Material supplied:

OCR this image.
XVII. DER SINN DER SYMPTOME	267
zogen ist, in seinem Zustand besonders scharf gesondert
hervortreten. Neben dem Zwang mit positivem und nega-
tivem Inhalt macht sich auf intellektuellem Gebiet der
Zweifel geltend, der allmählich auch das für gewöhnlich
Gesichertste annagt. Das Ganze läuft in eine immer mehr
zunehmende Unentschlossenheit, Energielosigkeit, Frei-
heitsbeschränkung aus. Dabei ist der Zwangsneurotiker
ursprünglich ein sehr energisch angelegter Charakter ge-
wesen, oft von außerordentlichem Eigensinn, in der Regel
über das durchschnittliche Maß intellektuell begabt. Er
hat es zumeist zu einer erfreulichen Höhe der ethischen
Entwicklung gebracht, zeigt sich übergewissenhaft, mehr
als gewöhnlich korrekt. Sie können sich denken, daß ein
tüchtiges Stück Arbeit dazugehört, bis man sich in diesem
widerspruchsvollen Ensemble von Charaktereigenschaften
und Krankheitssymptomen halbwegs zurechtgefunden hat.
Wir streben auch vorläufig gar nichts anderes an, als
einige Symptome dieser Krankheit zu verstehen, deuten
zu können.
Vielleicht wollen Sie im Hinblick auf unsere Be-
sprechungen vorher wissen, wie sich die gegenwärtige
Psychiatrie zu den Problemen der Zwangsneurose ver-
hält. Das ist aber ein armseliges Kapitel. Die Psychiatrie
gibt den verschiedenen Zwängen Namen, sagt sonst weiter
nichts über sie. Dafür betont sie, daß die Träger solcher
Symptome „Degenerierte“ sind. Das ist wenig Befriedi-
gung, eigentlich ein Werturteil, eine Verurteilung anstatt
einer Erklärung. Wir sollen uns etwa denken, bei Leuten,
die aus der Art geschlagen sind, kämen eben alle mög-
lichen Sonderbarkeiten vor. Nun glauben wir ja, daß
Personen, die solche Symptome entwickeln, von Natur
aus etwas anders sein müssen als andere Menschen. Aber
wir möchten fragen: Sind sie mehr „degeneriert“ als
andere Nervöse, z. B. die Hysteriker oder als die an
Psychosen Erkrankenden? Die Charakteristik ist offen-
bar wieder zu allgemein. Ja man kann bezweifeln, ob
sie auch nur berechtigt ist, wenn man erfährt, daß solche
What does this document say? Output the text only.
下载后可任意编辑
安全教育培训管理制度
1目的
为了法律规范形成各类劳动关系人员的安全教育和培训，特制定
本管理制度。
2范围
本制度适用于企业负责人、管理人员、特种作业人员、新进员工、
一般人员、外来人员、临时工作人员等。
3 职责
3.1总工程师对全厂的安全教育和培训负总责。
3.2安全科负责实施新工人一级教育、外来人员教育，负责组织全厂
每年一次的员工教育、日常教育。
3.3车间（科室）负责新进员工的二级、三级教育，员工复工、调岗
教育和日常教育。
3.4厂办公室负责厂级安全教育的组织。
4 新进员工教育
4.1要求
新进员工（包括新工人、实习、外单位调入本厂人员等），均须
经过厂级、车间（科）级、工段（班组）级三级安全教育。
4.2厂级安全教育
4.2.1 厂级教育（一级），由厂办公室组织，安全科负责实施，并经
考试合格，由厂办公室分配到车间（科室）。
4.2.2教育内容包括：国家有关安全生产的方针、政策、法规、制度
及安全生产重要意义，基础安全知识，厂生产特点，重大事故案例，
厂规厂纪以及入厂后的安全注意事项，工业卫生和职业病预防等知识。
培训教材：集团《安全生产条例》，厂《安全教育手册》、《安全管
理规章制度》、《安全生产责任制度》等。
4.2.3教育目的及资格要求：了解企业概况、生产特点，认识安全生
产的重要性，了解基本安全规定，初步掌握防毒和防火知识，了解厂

Aim: The line containing "What does this" marks the start; retype it and each line after it through the end of the records above, exactly.

Exercise response:
What does this document say? Output the text only.
下载后可任意编辑
安全教育培训管理制度
1目的
为了法律规范形成各类劳动关系人员的安全教育和培训，特制定
本管理制度。
2范围
本制度适用于企业负责人、管理人员、特种作业人员、新进员工、
一般人员、外来人员、临时工作人员等。
3 职责
3.1总工程师对全厂的安全教育和培训负总责。
3.2安全科负责实施新工人一级教育、外来人员教育，负责组织全厂
每年一次的员工教育、日常教育。
3.3车间（科室）负责新进员工的二级、三级教育，员工复工、调岗
教育和日常教育。
3.4厂办公室负责厂级安全教育的组织。
4 新进员工教育
4.1要求
新进员工（包括新工人、实习、外单位调入本厂人员等），均须
经过厂级、车间（科）级、工段（班组）级三级安全教育。
4.2厂级安全教育
4.2.1 厂级教育（一级），由厂办公室组织，安全科负责实施，并经
考试合格，由厂办公室分配到车间（科室）。
4.2.2教育内容包括：国家有关安全生产的方针、政策、法规、制度
及安全生产重要意义，基础安全知识，厂生产特点，重大事故案例，
厂规厂纪以及入厂后的安全注意事项，工业卫生和职业病预防等知识。
培训教材：集团《安全生产条例》，厂《安全教育手册》、《安全管
理规章制度》、《安全生产责任制度》等。
4.2.3教育目的及资格要求：了解企业概况、生产特点，认识安全生
产的重要性，了解基本安全规定，初步掌握防毒和防火知识，了解厂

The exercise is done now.